— begin —

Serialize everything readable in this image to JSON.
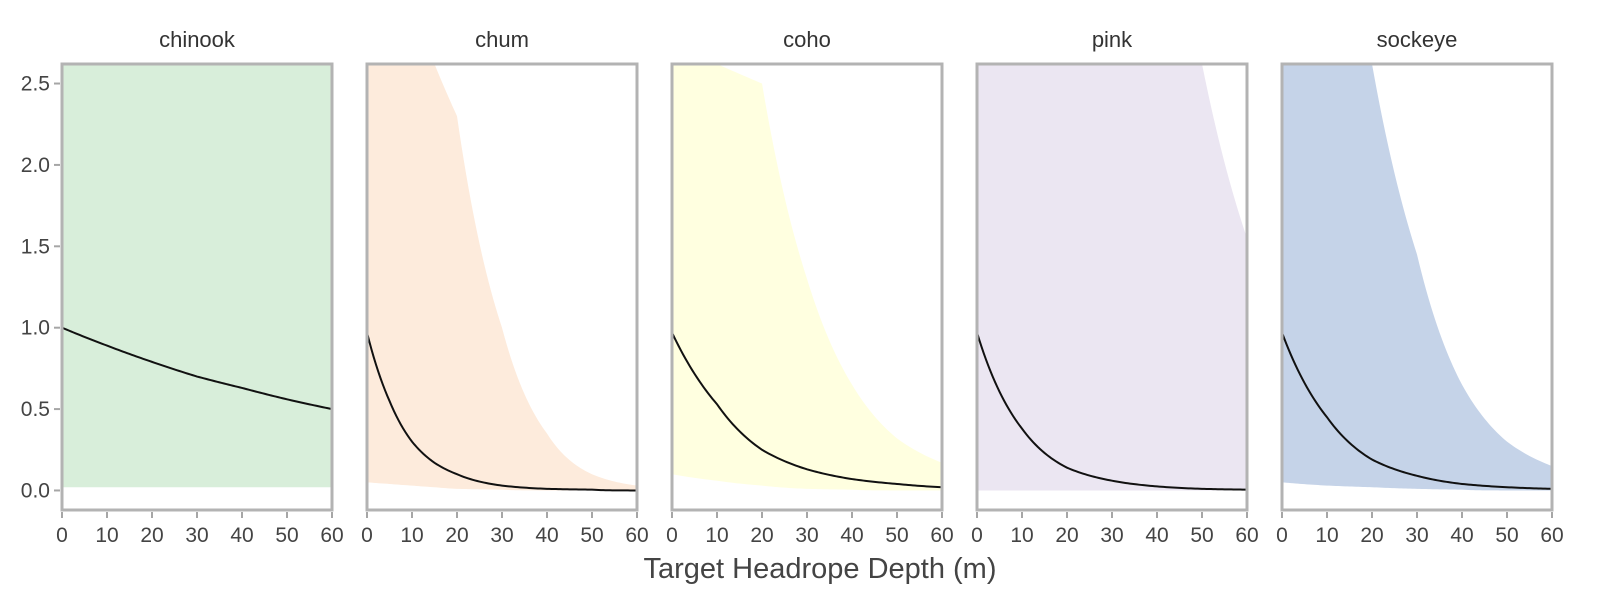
{
  "chart_data": {
    "type": "line",
    "xlabel": "Target Headrope Depth (m)",
    "ylabel": "",
    "xlim": [
      0,
      60
    ],
    "ylim": [
      -0.12,
      2.62
    ],
    "x_ticks": [
      0,
      10,
      20,
      30,
      40,
      50,
      60
    ],
    "x_tick_labels": [
      "0",
      "10",
      "20",
      "30",
      "40",
      "50",
      "60"
    ],
    "y_ticks": [
      0.0,
      0.5,
      1.0,
      1.5,
      2.0,
      2.5
    ],
    "y_tick_labels": [
      "0.0",
      "0.5",
      "1.0",
      "1.5",
      "2.0",
      "2.5"
    ],
    "grid": false,
    "panels": [
      {
        "title": "chinook",
        "fill_color": "#d8eeda",
        "x": [
          0,
          10,
          20,
          30,
          40,
          50,
          60
        ],
        "y": [
          1.0,
          0.89,
          0.79,
          0.7,
          0.63,
          0.56,
          0.5
        ],
        "lower": [
          0.02,
          0.02,
          0.02,
          0.02,
          0.02,
          0.02,
          0.02
        ],
        "upper": [
          2.62,
          2.62,
          2.62,
          2.62,
          2.62,
          2.62,
          2.62
        ]
      },
      {
        "title": "chum",
        "fill_color": "#fdebdc",
        "x": [
          0,
          5,
          10,
          15,
          20,
          30,
          40,
          50,
          60
        ],
        "y": [
          0.97,
          0.55,
          0.3,
          0.17,
          0.1,
          0.03,
          0.01,
          0.005,
          0.0
        ],
        "lower": [
          0.05,
          0.04,
          0.03,
          0.02,
          0.01,
          0.005,
          0.0,
          0.0,
          0.0
        ],
        "upper": [
          2.62,
          2.62,
          2.62,
          2.62,
          2.3,
          1.0,
          0.35,
          0.1,
          0.03
        ]
      },
      {
        "title": "coho",
        "fill_color": "#ffffe0",
        "x": [
          0,
          10,
          20,
          30,
          40,
          50,
          60
        ],
        "y": [
          0.97,
          0.53,
          0.25,
          0.13,
          0.07,
          0.04,
          0.02
        ],
        "lower": [
          0.1,
          0.06,
          0.03,
          0.01,
          0.005,
          0.0,
          0.0
        ],
        "upper": [
          2.62,
          2.62,
          2.5,
          1.3,
          0.65,
          0.32,
          0.17
        ]
      },
      {
        "title": "pink",
        "fill_color": "#ebe6f2",
        "x": [
          0,
          10,
          20,
          30,
          40,
          50,
          60
        ],
        "y": [
          0.97,
          0.38,
          0.14,
          0.06,
          0.025,
          0.01,
          0.005
        ],
        "lower": [
          0.0,
          0.0,
          0.0,
          0.0,
          0.0,
          0.0,
          0.0
        ],
        "upper": [
          2.62,
          2.62,
          2.62,
          2.62,
          2.62,
          2.62,
          1.55
        ]
      },
      {
        "title": "sockeye",
        "fill_color": "#c5d3e8",
        "x": [
          0,
          10,
          20,
          30,
          40,
          50,
          60
        ],
        "y": [
          0.97,
          0.45,
          0.19,
          0.09,
          0.04,
          0.02,
          0.01
        ],
        "lower": [
          0.05,
          0.03,
          0.02,
          0.01,
          0.005,
          0.0,
          0.0
        ],
        "upper": [
          2.62,
          2.62,
          2.62,
          1.45,
          0.65,
          0.3,
          0.15
        ]
      }
    ]
  }
}
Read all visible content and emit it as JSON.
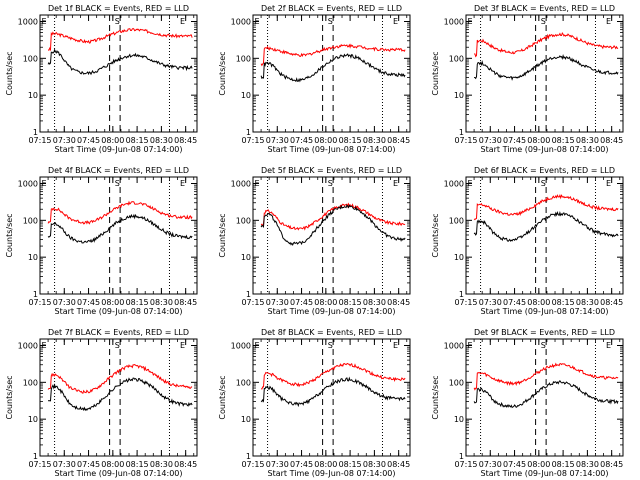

— end —

The task. Go through the entries above and output them exactly, without pictures.

Result of this exercise.
Serialize everything readable in this image to JSON.
{
  "chart_data": {
    "type": "line",
    "xlabel": "Target Headrope Depth (m)",
    "ylabel": "",
    "xlim": [
      0,
      60
    ],
    "ylim": [
      -0.12,
      2.62
    ],
    "x_ticks": [
      0,
      10,
      20,
      30,
      40,
      50,
      60
    ],
    "x_tick_labels": [
      "0",
      "10",
      "20",
      "30",
      "40",
      "50",
      "60"
    ],
    "y_ticks": [
      0.0,
      0.5,
      1.0,
      1.5,
      2.0,
      2.5
    ],
    "y_tick_labels": [
      "0.0",
      "0.5",
      "1.0",
      "1.5",
      "2.0",
      "2.5"
    ],
    "grid": false,
    "panels": [
      {
        "title": "chinook",
        "fill_color": "#d8eeda",
        "x": [
          0,
          10,
          20,
          30,
          40,
          50,
          60
        ],
        "y": [
          1.0,
          0.89,
          0.79,
          0.7,
          0.63,
          0.56,
          0.5
        ],
        "lower": [
          0.02,
          0.02,
          0.02,
          0.02,
          0.02,
          0.02,
          0.02
        ],
        "upper": [
          2.62,
          2.62,
          2.62,
          2.62,
          2.62,
          2.62,
          2.62
        ]
      },
      {
        "title": "chum",
        "fill_color": "#fdebdc",
        "x": [
          0,
          5,
          10,
          15,
          20,
          30,
          40,
          50,
          60
        ],
        "y": [
          0.97,
          0.55,
          0.3,
          0.17,
          0.1,
          0.03,
          0.01,
          0.005,
          0.0
        ],
        "lower": [
          0.05,
          0.04,
          0.03,
          0.02,
          0.01,
          0.005,
          0.0,
          0.0,
          0.0
        ],
        "upper": [
          2.62,
          2.62,
          2.62,
          2.62,
          2.3,
          1.0,
          0.35,
          0.1,
          0.03
        ]
      },
      {
        "title": "coho",
        "fill_color": "#ffffe0",
        "x": [
          0,
          10,
          20,
          30,
          40,
          50,
          60
        ],
        "y": [
          0.97,
          0.53,
          0.25,
          0.13,
          0.07,
          0.04,
          0.02
        ],
        "lower": [
          0.1,
          0.06,
          0.03,
          0.01,
          0.005,
          0.0,
          0.0
        ],
        "upper": [
          2.62,
          2.62,
          2.5,
          1.3,
          0.65,
          0.32,
          0.17
        ]
      },
      {
        "title": "pink",
        "fill_color": "#ebe6f2",
        "x": [
          0,
          10,
          20,
          30,
          40,
          50,
          60
        ],
        "y": [
          0.97,
          0.38,
          0.14,
          0.06,
          0.025,
          0.01,
          0.005
        ],
        "lower": [
          0.0,
          0.0,
          0.0,
          0.0,
          0.0,
          0.0,
          0.0
        ],
        "upper": [
          2.62,
          2.62,
          2.62,
          2.62,
          2.62,
          2.62,
          1.55
        ]
      },
      {
        "title": "sockeye",
        "fill_color": "#c5d3e8",
        "x": [
          0,
          10,
          20,
          30,
          40,
          50,
          60
        ],
        "y": [
          0.97,
          0.45,
          0.19,
          0.09,
          0.04,
          0.02,
          0.01
        ],
        "lower": [
          0.05,
          0.03,
          0.02,
          0.01,
          0.005,
          0.0,
          0.0
        ],
        "upper": [
          2.62,
          2.62,
          2.62,
          1.45,
          0.65,
          0.3,
          0.15
        ]
      }
    ]
  }
}
Read all visible content and emit it as JSON.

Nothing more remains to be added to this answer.